• Supplied records:
— START —

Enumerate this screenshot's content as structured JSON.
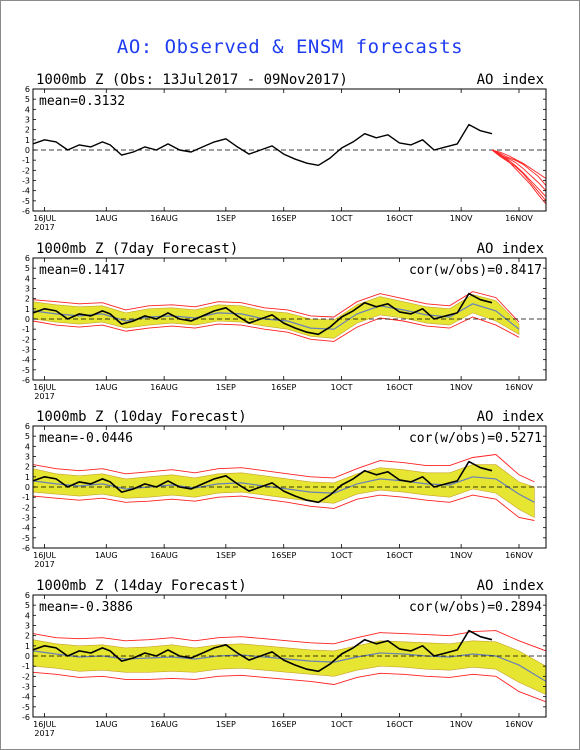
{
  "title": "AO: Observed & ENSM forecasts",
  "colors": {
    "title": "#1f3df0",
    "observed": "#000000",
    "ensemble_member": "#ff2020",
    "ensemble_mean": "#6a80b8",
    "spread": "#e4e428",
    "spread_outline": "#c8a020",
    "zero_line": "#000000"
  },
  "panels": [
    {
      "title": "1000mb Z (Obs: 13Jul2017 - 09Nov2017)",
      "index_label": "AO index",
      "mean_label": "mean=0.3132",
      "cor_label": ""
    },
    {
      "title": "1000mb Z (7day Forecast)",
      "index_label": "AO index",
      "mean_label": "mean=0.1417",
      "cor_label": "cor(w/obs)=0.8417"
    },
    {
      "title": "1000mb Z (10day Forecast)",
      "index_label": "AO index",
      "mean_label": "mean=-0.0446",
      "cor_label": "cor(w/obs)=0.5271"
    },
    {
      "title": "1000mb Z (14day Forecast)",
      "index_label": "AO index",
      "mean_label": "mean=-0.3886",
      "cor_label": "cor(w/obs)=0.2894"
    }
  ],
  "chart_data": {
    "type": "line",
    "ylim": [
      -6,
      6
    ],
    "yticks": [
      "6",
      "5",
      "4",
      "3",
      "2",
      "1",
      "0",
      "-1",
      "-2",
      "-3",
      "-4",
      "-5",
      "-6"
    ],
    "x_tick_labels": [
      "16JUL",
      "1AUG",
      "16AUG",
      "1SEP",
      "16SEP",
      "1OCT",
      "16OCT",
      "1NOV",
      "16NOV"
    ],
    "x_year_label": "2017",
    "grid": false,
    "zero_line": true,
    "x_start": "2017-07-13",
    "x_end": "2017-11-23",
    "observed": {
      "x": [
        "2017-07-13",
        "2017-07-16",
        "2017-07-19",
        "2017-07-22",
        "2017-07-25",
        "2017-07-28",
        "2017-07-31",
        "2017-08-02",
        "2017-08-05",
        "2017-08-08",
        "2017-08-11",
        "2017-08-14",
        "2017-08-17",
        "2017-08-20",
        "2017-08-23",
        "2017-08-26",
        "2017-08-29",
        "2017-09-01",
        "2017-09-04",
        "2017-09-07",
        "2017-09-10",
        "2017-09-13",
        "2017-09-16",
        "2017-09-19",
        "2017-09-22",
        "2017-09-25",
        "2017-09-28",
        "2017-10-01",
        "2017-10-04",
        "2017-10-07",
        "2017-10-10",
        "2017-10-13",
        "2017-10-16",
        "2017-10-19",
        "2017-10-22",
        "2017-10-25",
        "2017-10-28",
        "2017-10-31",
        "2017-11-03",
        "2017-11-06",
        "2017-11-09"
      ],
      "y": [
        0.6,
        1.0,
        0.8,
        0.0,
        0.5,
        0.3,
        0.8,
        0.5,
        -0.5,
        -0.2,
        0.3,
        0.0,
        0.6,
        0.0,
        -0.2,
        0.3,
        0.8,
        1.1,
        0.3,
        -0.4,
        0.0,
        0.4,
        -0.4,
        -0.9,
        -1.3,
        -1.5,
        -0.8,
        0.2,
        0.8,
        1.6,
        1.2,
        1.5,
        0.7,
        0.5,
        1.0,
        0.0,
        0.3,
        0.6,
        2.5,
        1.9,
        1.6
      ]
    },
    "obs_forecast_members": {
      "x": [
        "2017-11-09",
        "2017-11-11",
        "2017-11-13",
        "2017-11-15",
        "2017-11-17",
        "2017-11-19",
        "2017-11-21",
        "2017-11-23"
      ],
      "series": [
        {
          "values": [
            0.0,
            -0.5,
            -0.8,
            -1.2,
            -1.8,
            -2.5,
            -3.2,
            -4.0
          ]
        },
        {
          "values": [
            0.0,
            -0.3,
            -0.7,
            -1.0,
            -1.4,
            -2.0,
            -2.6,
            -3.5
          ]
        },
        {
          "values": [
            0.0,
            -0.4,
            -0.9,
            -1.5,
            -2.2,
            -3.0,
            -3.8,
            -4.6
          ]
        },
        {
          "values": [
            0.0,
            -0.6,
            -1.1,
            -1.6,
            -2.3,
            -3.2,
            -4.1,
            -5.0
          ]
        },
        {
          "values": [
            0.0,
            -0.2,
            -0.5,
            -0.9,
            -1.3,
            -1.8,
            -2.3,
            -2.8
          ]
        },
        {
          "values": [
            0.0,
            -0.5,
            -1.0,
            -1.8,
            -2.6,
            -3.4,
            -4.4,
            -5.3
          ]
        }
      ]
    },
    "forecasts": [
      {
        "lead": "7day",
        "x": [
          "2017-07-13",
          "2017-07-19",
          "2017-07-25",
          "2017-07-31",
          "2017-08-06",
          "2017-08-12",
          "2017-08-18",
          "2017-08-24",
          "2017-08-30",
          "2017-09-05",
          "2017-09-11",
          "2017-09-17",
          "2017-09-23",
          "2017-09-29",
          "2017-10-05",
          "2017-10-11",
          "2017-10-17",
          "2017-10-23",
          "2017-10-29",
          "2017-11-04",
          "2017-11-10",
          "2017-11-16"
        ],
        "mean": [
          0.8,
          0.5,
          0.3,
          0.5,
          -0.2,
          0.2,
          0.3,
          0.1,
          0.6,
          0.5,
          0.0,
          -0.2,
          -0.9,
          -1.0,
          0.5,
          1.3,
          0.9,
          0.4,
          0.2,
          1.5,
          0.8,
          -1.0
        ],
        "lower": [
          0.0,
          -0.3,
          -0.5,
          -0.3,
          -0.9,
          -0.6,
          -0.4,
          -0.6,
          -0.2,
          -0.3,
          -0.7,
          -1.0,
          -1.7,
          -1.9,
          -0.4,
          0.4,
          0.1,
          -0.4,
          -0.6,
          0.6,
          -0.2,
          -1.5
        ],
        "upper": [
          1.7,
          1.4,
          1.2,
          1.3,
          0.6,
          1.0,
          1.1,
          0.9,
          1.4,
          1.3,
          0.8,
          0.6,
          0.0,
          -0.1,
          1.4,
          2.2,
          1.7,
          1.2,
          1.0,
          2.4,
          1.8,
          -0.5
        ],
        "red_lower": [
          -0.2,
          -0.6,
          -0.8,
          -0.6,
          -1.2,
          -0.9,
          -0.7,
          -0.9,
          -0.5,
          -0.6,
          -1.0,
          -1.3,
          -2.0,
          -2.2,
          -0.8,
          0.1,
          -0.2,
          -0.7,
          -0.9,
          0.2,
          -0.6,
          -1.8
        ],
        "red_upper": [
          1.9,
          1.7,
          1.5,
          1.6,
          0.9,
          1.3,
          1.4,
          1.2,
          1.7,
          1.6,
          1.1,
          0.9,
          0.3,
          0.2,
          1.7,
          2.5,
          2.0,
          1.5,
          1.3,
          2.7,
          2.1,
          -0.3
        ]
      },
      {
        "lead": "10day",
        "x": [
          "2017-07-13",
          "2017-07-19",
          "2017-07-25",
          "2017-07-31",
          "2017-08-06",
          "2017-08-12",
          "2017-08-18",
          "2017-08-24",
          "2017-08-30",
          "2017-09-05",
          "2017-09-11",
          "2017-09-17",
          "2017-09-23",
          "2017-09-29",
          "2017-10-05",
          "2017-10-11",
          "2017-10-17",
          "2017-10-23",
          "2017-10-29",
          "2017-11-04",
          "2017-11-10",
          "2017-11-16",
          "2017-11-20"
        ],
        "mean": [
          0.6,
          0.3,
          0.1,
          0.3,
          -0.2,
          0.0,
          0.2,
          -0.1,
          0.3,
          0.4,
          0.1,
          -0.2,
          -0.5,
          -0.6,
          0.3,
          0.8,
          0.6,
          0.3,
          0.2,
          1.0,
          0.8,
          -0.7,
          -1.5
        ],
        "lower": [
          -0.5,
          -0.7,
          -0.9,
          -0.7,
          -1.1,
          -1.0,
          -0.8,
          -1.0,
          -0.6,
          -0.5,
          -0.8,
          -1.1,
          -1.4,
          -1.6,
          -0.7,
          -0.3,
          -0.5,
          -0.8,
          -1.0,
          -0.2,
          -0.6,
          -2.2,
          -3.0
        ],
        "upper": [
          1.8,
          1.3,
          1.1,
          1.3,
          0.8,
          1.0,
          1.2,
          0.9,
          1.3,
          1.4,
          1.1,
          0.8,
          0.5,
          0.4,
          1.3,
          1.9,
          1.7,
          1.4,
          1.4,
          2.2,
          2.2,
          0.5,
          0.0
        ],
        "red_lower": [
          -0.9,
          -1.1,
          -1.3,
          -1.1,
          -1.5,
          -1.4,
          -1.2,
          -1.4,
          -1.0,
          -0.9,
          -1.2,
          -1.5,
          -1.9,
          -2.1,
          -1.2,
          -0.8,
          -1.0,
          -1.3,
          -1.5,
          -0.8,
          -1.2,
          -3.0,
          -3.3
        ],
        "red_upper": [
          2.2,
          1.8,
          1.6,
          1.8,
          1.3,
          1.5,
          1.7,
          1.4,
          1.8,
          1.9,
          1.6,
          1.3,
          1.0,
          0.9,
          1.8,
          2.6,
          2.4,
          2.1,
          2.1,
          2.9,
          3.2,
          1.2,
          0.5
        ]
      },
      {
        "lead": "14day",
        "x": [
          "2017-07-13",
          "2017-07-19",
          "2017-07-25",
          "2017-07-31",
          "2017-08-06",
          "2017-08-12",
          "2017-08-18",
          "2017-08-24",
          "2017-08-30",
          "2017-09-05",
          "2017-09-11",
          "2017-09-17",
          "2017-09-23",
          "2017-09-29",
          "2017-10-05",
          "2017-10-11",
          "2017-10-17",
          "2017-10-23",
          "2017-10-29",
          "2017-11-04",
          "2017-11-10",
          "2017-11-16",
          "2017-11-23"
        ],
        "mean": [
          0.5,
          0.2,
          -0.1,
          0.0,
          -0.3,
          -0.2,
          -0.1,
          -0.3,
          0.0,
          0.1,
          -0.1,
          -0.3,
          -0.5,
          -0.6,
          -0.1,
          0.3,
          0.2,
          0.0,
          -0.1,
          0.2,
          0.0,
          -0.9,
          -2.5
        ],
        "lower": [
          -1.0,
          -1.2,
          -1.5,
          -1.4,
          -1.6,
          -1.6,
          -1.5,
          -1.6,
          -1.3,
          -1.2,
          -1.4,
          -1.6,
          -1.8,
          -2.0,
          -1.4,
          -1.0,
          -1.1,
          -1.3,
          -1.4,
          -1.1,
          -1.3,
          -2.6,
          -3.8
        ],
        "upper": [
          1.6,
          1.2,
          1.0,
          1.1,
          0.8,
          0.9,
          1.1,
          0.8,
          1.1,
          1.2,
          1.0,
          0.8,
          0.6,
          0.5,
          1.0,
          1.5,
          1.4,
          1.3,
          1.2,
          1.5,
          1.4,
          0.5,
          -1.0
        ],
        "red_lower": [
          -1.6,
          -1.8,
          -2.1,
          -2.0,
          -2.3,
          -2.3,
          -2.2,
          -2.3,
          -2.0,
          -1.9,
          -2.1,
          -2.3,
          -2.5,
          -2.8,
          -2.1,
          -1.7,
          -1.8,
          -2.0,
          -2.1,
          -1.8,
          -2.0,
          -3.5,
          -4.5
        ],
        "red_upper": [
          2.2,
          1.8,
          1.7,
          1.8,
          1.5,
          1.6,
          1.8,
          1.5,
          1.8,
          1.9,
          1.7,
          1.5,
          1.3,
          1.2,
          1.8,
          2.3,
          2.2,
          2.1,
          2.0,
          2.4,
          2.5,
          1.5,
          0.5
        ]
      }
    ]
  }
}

— END —
— START —

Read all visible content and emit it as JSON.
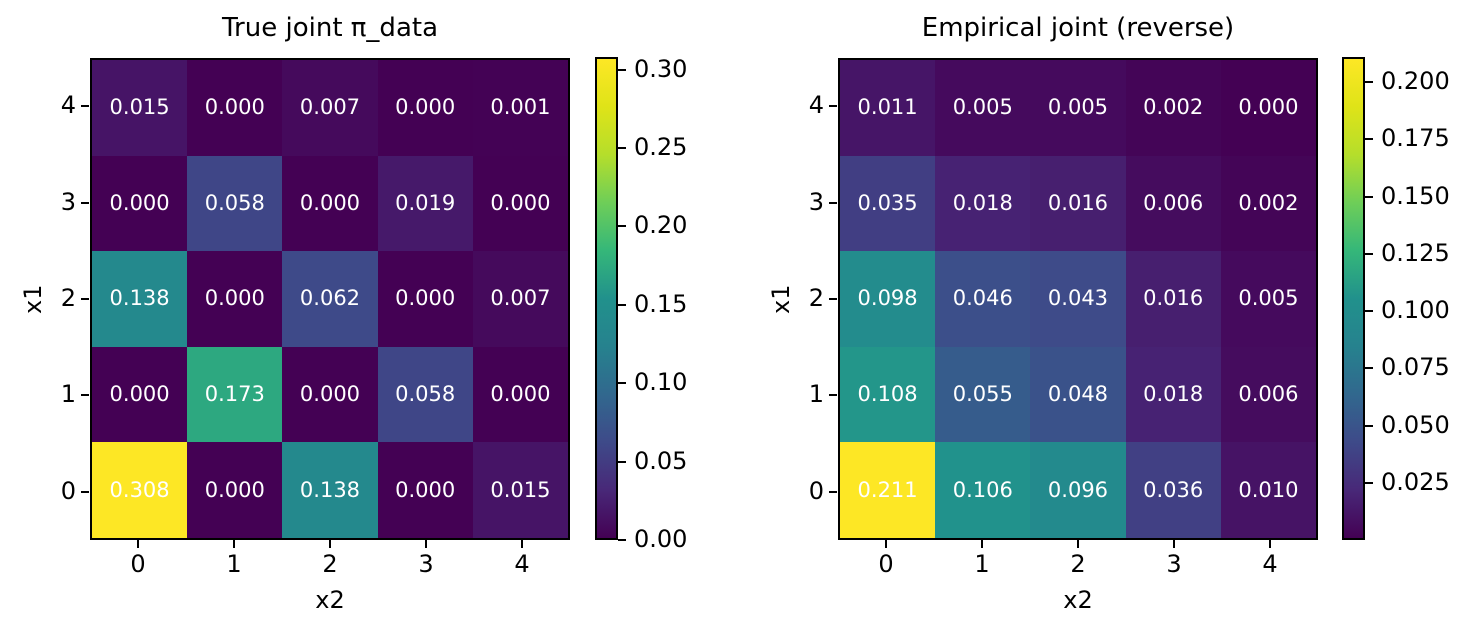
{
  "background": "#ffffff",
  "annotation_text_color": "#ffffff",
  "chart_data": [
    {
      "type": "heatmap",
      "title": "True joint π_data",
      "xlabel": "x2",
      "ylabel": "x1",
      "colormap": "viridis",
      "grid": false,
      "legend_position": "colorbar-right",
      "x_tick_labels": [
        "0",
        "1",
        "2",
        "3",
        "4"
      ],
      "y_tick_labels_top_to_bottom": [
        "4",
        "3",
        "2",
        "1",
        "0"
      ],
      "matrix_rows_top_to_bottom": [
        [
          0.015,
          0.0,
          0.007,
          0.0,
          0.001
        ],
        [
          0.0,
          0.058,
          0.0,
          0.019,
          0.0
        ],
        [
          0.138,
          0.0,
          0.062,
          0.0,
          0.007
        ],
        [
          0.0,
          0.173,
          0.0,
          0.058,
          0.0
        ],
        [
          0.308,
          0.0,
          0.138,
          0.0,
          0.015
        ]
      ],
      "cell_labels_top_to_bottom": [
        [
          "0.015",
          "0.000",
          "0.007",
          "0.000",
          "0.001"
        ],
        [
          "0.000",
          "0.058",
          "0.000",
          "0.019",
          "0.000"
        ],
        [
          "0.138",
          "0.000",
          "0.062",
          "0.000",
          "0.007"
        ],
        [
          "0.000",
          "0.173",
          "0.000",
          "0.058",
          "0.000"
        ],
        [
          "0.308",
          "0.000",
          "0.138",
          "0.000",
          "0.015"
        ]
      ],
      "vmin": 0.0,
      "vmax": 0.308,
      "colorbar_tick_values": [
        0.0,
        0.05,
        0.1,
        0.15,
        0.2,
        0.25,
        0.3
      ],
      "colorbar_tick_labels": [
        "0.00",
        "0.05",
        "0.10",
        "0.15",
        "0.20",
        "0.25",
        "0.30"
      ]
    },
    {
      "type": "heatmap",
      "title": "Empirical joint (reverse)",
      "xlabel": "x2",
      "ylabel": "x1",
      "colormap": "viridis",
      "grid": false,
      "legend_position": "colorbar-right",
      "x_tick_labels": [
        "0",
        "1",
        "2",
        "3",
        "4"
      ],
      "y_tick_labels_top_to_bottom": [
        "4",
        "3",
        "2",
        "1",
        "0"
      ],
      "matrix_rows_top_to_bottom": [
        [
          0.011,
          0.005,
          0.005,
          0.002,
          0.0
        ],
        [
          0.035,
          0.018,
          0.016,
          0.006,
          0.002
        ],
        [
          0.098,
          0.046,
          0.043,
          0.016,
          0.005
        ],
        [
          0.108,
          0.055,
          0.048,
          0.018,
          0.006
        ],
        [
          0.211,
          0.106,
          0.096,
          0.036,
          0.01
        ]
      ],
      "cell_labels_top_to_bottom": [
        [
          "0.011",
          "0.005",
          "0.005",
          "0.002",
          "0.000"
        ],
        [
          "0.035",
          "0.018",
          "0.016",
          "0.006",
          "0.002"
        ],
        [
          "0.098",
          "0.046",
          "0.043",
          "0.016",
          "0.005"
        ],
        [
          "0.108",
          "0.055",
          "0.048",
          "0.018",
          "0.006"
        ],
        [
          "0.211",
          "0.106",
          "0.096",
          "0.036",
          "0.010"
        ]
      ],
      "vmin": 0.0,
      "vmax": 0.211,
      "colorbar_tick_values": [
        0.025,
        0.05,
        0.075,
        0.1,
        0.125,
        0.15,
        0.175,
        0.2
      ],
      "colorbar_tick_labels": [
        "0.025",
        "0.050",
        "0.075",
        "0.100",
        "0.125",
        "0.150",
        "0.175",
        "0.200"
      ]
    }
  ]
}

— END —
— START —

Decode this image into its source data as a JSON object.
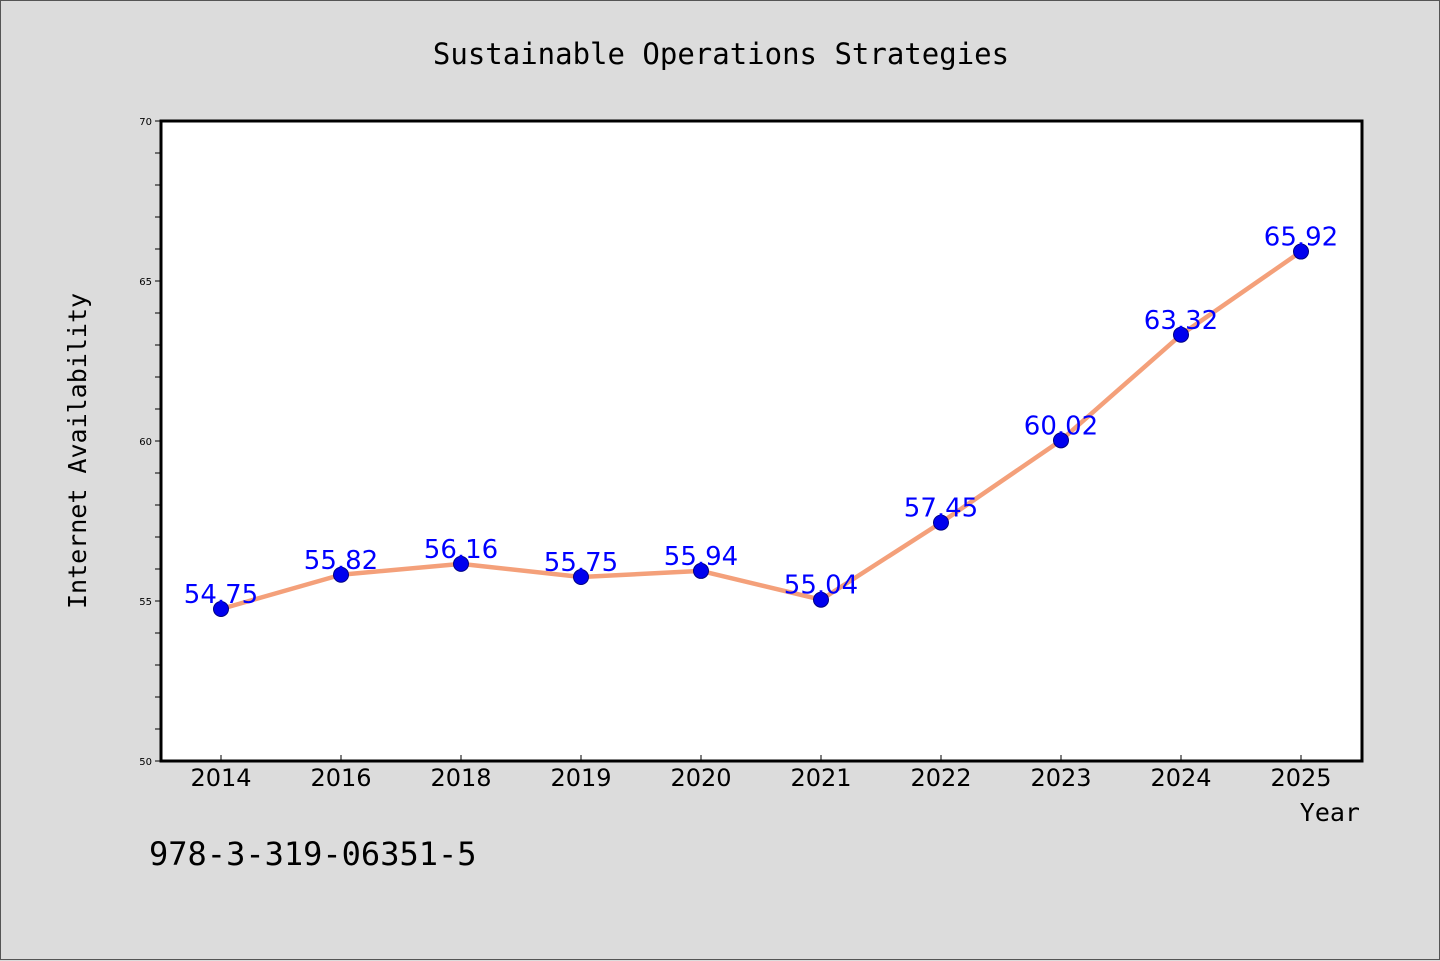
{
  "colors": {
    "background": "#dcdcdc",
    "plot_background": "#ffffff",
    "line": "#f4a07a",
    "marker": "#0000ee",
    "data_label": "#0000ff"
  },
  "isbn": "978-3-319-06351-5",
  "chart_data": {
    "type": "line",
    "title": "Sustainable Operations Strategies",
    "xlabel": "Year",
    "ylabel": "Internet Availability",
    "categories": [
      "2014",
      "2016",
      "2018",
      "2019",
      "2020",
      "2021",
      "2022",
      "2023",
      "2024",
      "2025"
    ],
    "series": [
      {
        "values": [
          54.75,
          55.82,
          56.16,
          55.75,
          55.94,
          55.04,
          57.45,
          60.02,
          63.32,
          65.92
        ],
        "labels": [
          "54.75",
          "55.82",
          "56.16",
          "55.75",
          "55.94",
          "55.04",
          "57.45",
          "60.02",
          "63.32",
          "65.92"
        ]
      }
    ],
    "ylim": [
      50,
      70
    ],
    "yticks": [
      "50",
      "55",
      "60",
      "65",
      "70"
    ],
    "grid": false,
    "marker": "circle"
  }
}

— END —

• Task statement:
Filter out all lines lacking the word "joint" and copy the rest.

• The response:
      "title": "True joint π_data",
      "title": "Empirical joint (reverse)",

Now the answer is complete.